§ **WHAT YOU NEED TO DO**
Word for word, copy all the data and drop the pictures.

# RECORDS PROVIDED start

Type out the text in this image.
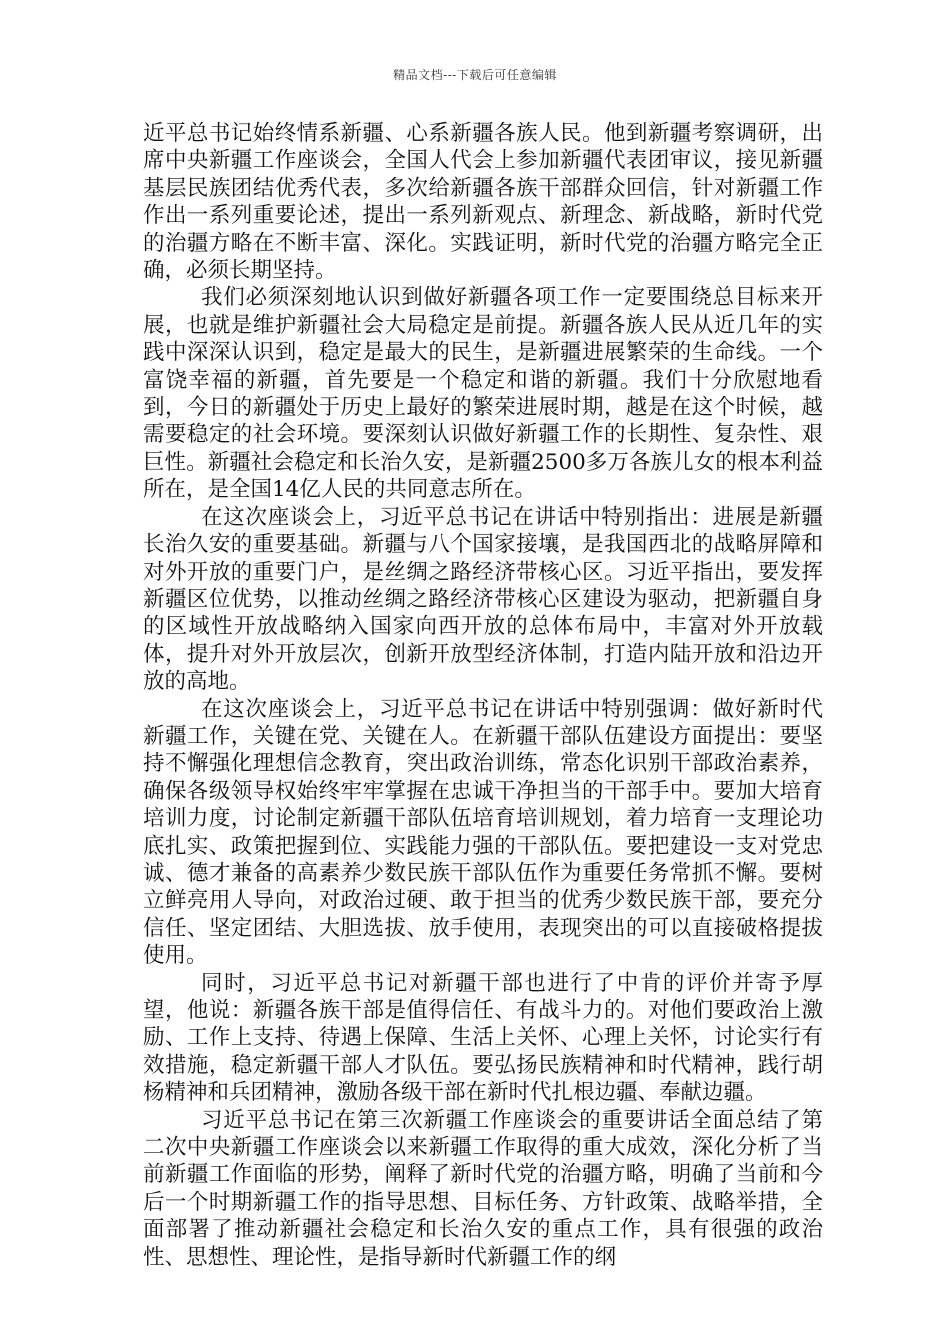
精品文档---下载后可任意编辑

近平总书记始终情系新疆、心系新疆各族人民。他到新疆考察调研，出席中央新疆工作座谈会，全国人代会上参加新疆代表团审议，接见新疆基层民族团结优秀代表，多次给新疆各族干部群众回信，针对新疆工作作出一系列重要论述，提出一系列新观点、新理念、新战略，新时代党的治疆方略在不断丰富、深化。实践证明，新时代党的治疆方略完全正确，必须长期坚持。

我们必须深刻地认识到做好新疆各项工作一定要围绕总目标来开展，也就是维护新疆社会大局稳定是前提。新疆各族人民从近几年的实践中深深认识到，稳定是最大的民生，是新疆进展繁荣的生命线。一个富饶幸福的新疆，首先要是一个稳定和谐的新疆。我们十分欣慰地看到，今日的新疆处于历史上最好的繁荣进展时期，越是在这个时候，越需要稳定的社会环境。要深刻认识做好新疆工作的长期性、复杂性、艰巨性。新疆社会稳定和长治久安，是新疆2500多万各族儿女的根本利益所在，是全国14亿人民的共同意志所在。

在这次座谈会上，习近平总书记在讲话中特别指出：进展是新疆长治久安的重要基础。新疆与八个国家接壤，是我国西北的战略屏障和对外开放的重要门户，是丝绸之路经济带核心区。习近平指出，要发挥新疆区位优势，以推动丝绸之路经济带核心区建设为驱动，把新疆自身的区域性开放战略纳入国家向西开放的总体布局中，丰富对外开放载体，提升对外开放层次，创新开放型经济体制，打造内陆开放和沿边开放的高地。

在这次座谈会上，习近平总书记在讲话中特别强调：做好新时代新疆工作，关键在党、关键在人。在新疆干部队伍建设方面提出：要坚持不懈强化理想信念教育，突出政治训练，常态化识别干部政治素养，确保各级领导权始终牢牢掌握在忠诚干净担当的干部手中。要加大培育培训力度，讨论制定新疆干部队伍培育培训规划，着力培育一支理论功底扎实、政策把握到位、实践能力强的干部队伍。要把建设一支对党忠诚、德才兼备的高素养少数民族干部队伍作为重要任务常抓不懈。要树立鲜亮用人导向，对政治过硬、敢于担当的优秀少数民族干部，要充分信任、坚定团结、大胆选拔、放手使用，表现突出的可以直接破格提拔使用。

同时，习近平总书记对新疆干部也进行了中肯的评价并寄予厚望，他说：新疆各族干部是值得信任、有战斗力的。对他们要政治上激励、工作上支持、待遇上保障、生活上关怀、心理上关怀，讨论实行有效措施，稳定新疆干部人才队伍。要弘扬民族精神和时代精神，践行胡杨精神和兵团精神，激励各级干部在新时代扎根边疆、奉献边疆。

习近平总书记在第三次新疆工作座谈会的重要讲话全面总结了第二次中央新疆工作座谈会以来新疆工作取得的重大成效，深化分析了当前新疆工作面临的形势，阐释了新时代党的治疆方略，明确了当前和今后一个时期新疆工作的指导思想、目标任务、方针政策、战略举措，全面部署了推动新疆社会稳定和长治久安的重点工作，具有很强的政治性、思想性、理论性，是指导新时代新疆工作的纲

# RECORDS PROVIDED end

§ **RESULT OF THE TASK**
Type out the text in this image.
精品文档---下载后可任意编辑

近平总书记始终情系新疆、心系新疆各族人民。他到新疆考察调研，出席中央新疆工作座谈会，全国人代会上参加新疆代表团审议，接见新疆基层民族团结优秀代表，多次给新疆各族干部群众回信，针对新疆工作作出一系列重要论述，提出一系列新观点、新理念、新战略，新时代党的治疆方略在不断丰富、深化。实践证明，新时代党的治疆方略完全正确，必须长期坚持。

我们必须深刻地认识到做好新疆各项工作一定要围绕总目标来开展，也就是维护新疆社会大局稳定是前提。新疆各族人民从近几年的实践中深深认识到，稳定是最大的民生，是新疆进展繁荣的生命线。一个富饶幸福的新疆，首先要是一个稳定和谐的新疆。我们十分欣慰地看到，今日的新疆处于历史上最好的繁荣进展时期，越是在这个时候，越需要稳定的社会环境。要深刻认识做好新疆工作的长期性、复杂性、艰巨性。新疆社会稳定和长治久安，是新疆2500多万各族儿女的根本利益所在，是全国14亿人民的共同意志所在。

在这次座谈会上，习近平总书记在讲话中特别指出：进展是新疆长治久安的重要基础。新疆与八个国家接壤，是我国西北的战略屏障和对外开放的重要门户，是丝绸之路经济带核心区。习近平指出，要发挥新疆区位优势，以推动丝绸之路经济带核心区建设为驱动，把新疆自身的区域性开放战略纳入国家向西开放的总体布局中，丰富对外开放载体，提升对外开放层次，创新开放型经济体制，打造内陆开放和沿边开放的高地。

在这次座谈会上，习近平总书记在讲话中特别强调：做好新时代新疆工作，关键在党、关键在人。在新疆干部队伍建设方面提出：要坚持不懈强化理想信念教育，突出政治训练，常态化识别干部政治素养，确保各级领导权始终牢牢掌握在忠诚干净担当的干部手中。要加大培育培训力度，讨论制定新疆干部队伍培育培训规划，着力培育一支理论功底扎实、政策把握到位、实践能力强的干部队伍。要把建设一支对党忠诚、德才兼备的高素养少数民族干部队伍作为重要任务常抓不懈。要树立鲜亮用人导向，对政治过硬、敢于担当的优秀少数民族干部，要充分信任、坚定团结、大胆选拔、放手使用，表现突出的可以直接破格提拔使用。

同时，习近平总书记对新疆干部也进行了中肯的评价并寄予厚望，他说：新疆各族干部是值得信任、有战斗力的。对他们要政治上激励、工作上支持、待遇上保障、生活上关怀、心理上关怀，讨论实行有效措施，稳定新疆干部人才队伍。要弘扬民族精神和时代精神，践行胡杨精神和兵团精神，激励各级干部在新时代扎根边疆、奉献边疆。

习近平总书记在第三次新疆工作座谈会的重要讲话全面总结了第二次中央新疆工作座谈会以来新疆工作取得的重大成效，深化分析了当前新疆工作面临的形势，阐释了新时代党的治疆方略，明确了当前和今后一个时期新疆工作的指导思想、目标任务、方针政策、战略举措，全面部署了推动新疆社会稳定和长治久安的重点工作，具有很强的政治性、思想性、理论性，是指导新时代新疆工作的纲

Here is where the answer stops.